- _Given problem_: Rewrite the items from the first one through the one containing "x-category-label: 악성신생물(암) [203, 643, 357, 671]", substituting "bar-minimum" for every instance of "bar-low" and leaving everything else unchanged.

--- start Data for processing ---

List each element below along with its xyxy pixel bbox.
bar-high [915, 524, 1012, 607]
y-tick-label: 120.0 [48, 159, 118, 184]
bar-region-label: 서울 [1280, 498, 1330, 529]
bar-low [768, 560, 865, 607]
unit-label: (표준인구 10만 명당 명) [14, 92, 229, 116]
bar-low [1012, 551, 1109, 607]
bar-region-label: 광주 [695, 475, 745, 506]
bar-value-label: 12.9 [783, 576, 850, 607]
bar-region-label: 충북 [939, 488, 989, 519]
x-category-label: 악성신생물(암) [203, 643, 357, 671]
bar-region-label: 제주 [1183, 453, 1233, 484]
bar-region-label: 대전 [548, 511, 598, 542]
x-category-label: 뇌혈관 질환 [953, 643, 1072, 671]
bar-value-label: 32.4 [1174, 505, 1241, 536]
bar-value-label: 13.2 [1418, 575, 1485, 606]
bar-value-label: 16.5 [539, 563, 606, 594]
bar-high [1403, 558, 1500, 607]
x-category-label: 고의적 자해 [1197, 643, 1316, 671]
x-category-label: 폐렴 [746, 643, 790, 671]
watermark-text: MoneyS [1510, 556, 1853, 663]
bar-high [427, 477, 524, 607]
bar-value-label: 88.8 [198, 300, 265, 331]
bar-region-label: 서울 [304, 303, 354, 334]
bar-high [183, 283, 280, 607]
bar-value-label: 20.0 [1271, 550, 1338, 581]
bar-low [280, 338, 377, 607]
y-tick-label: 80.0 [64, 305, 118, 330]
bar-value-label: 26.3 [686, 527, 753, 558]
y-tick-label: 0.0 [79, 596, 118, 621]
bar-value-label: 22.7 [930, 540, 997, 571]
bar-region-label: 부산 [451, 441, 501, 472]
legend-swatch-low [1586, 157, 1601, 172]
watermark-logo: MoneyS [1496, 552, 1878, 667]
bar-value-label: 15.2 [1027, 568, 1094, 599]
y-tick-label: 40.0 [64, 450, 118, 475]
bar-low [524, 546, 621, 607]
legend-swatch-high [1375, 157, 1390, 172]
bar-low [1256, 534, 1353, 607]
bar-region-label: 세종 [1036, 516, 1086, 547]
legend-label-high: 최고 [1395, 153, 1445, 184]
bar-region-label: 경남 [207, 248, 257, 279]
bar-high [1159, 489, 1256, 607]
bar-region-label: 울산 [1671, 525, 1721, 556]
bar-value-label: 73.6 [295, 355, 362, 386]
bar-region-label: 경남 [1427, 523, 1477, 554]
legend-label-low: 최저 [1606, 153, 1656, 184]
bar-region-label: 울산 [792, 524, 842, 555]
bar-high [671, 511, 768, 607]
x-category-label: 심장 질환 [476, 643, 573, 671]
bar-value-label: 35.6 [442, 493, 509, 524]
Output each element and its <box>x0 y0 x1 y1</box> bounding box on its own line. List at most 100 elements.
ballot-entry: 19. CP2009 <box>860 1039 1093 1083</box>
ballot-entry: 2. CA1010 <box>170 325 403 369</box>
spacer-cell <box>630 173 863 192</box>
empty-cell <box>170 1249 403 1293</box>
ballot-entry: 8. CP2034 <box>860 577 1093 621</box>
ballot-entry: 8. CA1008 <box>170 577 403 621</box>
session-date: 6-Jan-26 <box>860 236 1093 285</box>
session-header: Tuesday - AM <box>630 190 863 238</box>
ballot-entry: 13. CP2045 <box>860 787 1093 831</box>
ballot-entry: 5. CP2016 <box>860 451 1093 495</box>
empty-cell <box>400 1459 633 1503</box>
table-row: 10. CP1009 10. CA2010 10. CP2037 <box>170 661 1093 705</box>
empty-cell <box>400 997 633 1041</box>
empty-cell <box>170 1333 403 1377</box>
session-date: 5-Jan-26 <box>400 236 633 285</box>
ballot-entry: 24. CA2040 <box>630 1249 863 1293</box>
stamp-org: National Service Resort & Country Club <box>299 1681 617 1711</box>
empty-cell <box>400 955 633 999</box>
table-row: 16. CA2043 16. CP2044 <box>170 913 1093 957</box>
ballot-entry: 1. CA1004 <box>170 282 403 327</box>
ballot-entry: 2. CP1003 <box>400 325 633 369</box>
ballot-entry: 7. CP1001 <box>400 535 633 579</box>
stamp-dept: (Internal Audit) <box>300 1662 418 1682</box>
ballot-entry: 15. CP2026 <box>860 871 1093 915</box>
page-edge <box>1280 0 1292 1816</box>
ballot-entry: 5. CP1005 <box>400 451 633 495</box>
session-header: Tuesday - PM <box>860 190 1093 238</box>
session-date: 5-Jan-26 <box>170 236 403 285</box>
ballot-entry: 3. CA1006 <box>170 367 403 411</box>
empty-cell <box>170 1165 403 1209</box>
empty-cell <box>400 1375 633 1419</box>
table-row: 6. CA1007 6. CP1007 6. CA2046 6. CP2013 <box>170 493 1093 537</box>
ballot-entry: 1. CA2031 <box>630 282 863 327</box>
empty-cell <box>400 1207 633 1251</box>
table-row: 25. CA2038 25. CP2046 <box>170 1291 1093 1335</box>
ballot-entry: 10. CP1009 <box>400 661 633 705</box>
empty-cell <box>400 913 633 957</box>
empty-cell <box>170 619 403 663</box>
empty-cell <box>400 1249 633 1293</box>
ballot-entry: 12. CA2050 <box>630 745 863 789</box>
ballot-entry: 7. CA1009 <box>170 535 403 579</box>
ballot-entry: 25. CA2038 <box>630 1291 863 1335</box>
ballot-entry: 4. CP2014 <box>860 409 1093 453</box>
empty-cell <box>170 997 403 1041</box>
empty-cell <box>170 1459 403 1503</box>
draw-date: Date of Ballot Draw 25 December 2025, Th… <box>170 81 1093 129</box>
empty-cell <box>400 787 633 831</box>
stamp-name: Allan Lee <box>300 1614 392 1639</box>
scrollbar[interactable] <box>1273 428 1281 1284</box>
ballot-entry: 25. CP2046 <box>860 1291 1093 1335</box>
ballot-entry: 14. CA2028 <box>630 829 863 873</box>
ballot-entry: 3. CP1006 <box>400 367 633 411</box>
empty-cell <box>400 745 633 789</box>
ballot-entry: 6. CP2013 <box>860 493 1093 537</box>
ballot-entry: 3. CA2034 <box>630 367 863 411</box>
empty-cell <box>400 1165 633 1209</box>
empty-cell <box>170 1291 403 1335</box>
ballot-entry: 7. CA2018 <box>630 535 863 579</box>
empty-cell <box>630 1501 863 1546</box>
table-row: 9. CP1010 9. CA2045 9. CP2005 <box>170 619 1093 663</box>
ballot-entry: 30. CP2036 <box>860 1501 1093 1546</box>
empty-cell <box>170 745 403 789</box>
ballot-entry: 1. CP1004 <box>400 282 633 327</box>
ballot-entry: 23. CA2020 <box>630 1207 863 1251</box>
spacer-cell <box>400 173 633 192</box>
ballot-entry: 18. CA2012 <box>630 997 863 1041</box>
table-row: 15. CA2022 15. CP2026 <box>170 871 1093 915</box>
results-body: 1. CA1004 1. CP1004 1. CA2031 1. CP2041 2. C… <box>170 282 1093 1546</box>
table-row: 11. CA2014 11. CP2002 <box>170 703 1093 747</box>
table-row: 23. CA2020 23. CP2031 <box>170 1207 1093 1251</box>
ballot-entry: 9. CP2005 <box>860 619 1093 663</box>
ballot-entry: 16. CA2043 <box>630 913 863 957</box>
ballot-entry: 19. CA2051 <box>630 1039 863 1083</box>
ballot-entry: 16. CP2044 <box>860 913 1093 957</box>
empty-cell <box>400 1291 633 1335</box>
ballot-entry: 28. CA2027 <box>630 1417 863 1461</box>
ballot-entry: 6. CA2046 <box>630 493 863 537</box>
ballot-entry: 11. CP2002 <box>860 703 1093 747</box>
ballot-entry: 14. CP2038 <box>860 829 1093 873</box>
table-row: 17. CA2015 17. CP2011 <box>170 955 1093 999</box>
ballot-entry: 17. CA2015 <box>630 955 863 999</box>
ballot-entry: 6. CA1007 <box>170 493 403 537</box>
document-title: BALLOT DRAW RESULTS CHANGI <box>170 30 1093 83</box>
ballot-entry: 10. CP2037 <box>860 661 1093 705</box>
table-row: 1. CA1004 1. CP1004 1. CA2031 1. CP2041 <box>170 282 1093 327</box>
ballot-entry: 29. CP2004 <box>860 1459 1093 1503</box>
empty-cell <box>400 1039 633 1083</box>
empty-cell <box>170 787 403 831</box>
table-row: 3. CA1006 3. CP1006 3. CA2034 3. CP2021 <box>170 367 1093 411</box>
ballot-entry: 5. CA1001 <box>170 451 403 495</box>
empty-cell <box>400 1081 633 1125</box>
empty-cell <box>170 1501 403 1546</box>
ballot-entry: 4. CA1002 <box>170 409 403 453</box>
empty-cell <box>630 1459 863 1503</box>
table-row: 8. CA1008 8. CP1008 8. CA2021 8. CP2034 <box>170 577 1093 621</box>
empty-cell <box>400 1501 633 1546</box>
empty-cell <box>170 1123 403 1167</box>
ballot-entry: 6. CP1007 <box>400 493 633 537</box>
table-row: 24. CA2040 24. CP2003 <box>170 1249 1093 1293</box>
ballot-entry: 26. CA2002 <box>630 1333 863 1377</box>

--- end Data for processing ---

- _Answer to this problem_:
List each element below along with its xyxy pixel bbox.
bar-high [915, 524, 1012, 607]
y-tick-label: 120.0 [48, 159, 118, 184]
bar-region-label: 서울 [1280, 498, 1330, 529]
bar-minimum [768, 560, 865, 607]
unit-label: (표준인구 10만 명당 명) [14, 92, 229, 116]
bar-minimum [1012, 551, 1109, 607]
bar-region-label: 광주 [695, 475, 745, 506]
bar-value-label: 12.9 [783, 576, 850, 607]
bar-region-label: 충북 [939, 488, 989, 519]
x-category-label: 악성신생물(암) [203, 643, 357, 671]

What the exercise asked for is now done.